__SOURCE RECORDS__.

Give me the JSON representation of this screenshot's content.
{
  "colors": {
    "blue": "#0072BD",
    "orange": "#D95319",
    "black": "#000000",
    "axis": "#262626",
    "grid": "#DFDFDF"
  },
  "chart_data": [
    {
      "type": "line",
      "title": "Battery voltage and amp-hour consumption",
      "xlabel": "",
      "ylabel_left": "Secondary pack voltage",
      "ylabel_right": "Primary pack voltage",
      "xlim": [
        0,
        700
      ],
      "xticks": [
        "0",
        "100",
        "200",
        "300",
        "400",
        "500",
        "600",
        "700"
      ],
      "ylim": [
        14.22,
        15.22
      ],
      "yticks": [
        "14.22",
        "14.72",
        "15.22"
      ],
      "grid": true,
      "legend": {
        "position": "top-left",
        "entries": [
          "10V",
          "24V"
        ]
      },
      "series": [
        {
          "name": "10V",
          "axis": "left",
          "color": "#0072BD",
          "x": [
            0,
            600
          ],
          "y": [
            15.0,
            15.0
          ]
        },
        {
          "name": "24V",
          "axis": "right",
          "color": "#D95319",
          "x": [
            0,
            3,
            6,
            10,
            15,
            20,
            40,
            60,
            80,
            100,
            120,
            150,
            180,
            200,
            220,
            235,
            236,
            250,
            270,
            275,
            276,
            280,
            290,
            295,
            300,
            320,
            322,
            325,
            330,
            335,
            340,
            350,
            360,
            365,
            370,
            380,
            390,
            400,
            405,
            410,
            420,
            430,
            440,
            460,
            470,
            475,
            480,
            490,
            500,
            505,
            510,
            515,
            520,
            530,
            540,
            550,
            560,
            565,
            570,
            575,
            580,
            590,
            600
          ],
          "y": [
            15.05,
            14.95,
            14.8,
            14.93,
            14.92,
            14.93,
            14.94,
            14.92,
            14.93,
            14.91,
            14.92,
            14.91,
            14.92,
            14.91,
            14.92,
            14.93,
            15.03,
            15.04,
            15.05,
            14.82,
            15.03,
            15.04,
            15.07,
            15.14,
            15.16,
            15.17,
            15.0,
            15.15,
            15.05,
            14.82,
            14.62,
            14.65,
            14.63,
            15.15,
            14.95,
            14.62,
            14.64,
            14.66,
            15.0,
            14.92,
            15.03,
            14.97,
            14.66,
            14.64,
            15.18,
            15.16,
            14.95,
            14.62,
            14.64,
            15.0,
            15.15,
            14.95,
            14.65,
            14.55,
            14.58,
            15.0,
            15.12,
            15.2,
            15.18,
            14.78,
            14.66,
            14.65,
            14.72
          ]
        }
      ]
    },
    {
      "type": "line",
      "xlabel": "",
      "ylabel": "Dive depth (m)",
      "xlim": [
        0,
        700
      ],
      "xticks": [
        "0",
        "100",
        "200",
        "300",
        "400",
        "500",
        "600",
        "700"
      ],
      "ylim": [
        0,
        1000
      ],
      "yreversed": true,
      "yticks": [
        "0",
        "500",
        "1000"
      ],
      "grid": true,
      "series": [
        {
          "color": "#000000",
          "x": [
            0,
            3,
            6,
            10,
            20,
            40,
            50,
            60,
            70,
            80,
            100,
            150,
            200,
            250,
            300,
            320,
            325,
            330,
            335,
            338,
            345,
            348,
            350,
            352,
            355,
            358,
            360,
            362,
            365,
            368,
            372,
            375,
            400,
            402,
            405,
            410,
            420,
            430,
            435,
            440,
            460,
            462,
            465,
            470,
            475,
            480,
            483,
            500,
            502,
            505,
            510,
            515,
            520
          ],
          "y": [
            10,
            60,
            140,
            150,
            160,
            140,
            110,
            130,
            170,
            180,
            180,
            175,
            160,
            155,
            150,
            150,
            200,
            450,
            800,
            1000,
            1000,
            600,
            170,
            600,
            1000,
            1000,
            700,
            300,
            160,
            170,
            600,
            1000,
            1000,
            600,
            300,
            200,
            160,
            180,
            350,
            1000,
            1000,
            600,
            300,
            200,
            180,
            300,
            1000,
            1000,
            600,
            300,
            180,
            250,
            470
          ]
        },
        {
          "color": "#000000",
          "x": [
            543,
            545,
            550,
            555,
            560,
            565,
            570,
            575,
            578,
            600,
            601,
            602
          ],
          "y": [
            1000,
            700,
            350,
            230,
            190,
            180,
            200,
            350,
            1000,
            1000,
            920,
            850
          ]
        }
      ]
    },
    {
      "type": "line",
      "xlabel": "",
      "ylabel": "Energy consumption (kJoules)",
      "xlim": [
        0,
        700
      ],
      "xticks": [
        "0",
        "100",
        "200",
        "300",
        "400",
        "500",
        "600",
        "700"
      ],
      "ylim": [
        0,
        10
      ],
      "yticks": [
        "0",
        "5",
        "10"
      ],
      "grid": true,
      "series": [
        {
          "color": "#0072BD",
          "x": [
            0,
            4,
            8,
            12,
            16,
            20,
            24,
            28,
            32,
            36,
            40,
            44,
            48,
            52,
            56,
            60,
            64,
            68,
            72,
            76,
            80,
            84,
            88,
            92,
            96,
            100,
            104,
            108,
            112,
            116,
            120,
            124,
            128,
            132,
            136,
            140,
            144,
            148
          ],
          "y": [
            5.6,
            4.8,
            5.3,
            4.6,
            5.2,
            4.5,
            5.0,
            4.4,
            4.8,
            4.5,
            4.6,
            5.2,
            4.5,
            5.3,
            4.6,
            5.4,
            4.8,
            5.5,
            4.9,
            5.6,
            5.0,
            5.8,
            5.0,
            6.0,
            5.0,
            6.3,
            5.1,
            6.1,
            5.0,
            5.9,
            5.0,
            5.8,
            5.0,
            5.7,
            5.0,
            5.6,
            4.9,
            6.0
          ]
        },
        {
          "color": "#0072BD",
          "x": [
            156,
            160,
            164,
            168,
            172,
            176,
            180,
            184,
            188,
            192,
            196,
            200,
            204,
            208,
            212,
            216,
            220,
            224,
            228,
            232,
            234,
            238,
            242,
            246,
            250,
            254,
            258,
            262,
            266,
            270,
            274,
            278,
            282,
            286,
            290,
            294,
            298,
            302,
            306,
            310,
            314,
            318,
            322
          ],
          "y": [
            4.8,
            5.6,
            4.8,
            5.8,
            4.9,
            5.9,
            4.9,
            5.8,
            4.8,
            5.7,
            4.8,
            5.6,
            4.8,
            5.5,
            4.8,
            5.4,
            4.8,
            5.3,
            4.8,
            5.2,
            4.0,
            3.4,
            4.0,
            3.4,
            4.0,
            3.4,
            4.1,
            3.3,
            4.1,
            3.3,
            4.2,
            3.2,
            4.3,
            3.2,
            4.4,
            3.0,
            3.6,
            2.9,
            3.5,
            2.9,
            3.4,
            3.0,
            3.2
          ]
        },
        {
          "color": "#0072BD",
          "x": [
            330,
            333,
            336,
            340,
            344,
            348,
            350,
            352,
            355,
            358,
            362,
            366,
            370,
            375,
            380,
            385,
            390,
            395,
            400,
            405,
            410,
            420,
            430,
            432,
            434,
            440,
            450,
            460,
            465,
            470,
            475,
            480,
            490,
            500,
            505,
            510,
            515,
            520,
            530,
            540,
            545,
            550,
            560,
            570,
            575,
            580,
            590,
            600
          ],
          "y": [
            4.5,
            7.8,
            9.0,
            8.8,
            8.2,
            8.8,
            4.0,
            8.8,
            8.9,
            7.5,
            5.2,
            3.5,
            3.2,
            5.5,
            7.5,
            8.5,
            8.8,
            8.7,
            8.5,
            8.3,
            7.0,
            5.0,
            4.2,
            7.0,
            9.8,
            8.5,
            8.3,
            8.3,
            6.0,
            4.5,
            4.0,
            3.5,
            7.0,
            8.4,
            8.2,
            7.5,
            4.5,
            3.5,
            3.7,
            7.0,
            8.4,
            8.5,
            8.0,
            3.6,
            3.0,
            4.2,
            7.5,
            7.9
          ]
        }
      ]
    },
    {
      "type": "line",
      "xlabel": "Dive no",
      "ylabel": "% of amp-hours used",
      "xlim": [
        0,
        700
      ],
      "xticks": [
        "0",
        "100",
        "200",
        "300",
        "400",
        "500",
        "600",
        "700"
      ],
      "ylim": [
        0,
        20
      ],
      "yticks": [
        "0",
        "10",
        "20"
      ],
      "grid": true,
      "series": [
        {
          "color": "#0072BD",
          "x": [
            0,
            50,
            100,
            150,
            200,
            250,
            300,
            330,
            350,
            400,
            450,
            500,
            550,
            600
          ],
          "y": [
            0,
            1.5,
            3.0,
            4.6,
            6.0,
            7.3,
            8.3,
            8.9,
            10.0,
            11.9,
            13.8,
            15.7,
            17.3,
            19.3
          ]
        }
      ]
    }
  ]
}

__SHORT PROBLEM__.
Copy every line above that includes the string "pack".

__RESULT BELOW__.
      "ylabel_left": "Secondary pack voltage",
      "ylabel_right": "Primary pack voltage",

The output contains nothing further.